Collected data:

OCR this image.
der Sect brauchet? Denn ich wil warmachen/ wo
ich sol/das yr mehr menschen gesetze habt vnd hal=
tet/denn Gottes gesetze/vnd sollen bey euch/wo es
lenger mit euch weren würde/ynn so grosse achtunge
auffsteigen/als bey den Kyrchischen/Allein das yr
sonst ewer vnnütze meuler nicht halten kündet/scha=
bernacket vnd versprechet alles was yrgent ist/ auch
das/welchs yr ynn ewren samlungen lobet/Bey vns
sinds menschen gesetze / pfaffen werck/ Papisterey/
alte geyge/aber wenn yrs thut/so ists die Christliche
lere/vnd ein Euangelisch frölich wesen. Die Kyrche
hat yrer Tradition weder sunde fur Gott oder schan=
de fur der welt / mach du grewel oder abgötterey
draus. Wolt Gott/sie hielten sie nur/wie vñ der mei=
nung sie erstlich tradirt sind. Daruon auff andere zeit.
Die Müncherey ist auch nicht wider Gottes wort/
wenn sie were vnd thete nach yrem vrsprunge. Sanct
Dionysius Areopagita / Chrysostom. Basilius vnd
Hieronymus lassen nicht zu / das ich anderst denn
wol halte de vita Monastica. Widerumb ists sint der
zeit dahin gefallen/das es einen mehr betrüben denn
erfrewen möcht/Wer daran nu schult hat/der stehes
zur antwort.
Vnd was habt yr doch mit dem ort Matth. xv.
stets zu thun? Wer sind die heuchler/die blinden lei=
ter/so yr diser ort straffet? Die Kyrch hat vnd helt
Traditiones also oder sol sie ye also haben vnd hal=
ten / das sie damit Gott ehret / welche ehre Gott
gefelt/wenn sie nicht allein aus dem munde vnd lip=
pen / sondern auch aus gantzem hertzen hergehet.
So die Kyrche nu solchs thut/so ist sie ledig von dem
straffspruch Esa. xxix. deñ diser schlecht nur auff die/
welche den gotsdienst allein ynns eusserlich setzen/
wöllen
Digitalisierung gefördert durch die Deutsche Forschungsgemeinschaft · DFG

Task details — Above are the records; retype them all without a single difference.

Output of the task —
OCR this image.
der Sect brauchet? Denn ich wil warmachen/ wo
ich sol/das yr mehr menschen gesetze habt vnd hal=
tet/denn Gottes gesetze/vnd sollen bey euch/wo es
lenger mit euch weren würde/ynn so grosse achtunge
auffsteigen/als bey den Kyrchischen/Allein das yr
sonst ewer vnnütze meuler nicht halten kündet/scha=
bernacket vnd versprechet alles was yrgent ist/ auch
das/welchs yr ynn ewren samlungen lobet/Bey vns
sinds menschen gesetze / pfaffen werck/ Papisterey/
alte geyge/aber wenn yrs thut/so ists die Christliche
lere/vnd ein Euangelisch frölich wesen. Die Kyrche
hat yrer Tradition weder sunde fur Gott oder schan=
de fur der welt / mach du grewel oder abgötterey
draus. Wolt Gott/sie hielten sie nur/wie vñ der mei=
nung sie erstlich tradirt sind. Daruon auff andere zeit.
Die Müncherey ist auch nicht wider Gottes wort/
wenn sie were vnd thete nach yrem vrsprunge. Sanct
Dionysius Areopagita / Chrysostom. Basilius vnd
Hieronymus lassen nicht zu / das ich anderst denn
wol halte de vita Monastica. Widerumb ists sint der
zeit dahin gefallen/das es einen mehr betrüben denn
erfrewen möcht/Wer daran nu schult hat/der stehes
zur antwort.
Vnd was habt yr doch mit dem ort Matth. xv.
stets zu thun? Wer sind die heuchler/die blinden lei=
ter/so yr diser ort straffet? Die Kyrch hat vnd helt
Traditiones also oder sol sie ye also haben vnd hal=
ten / das sie damit Gott ehret / welche ehre Gott
gefelt/wenn sie nicht allein aus dem munde vnd lip=
pen / sondern auch aus gantzem hertzen hergehet.
So die Kyrche nu solchs thut/so ist sie ledig von dem
straffspruch Esa. xxix. deñ diser schlecht nur auff die/
welche den gotsdienst allein ynns eusserlich setzen/
wöllen
Digitalisierung gefördert durch die Deutsche Forschungsgemeinschaft · DFG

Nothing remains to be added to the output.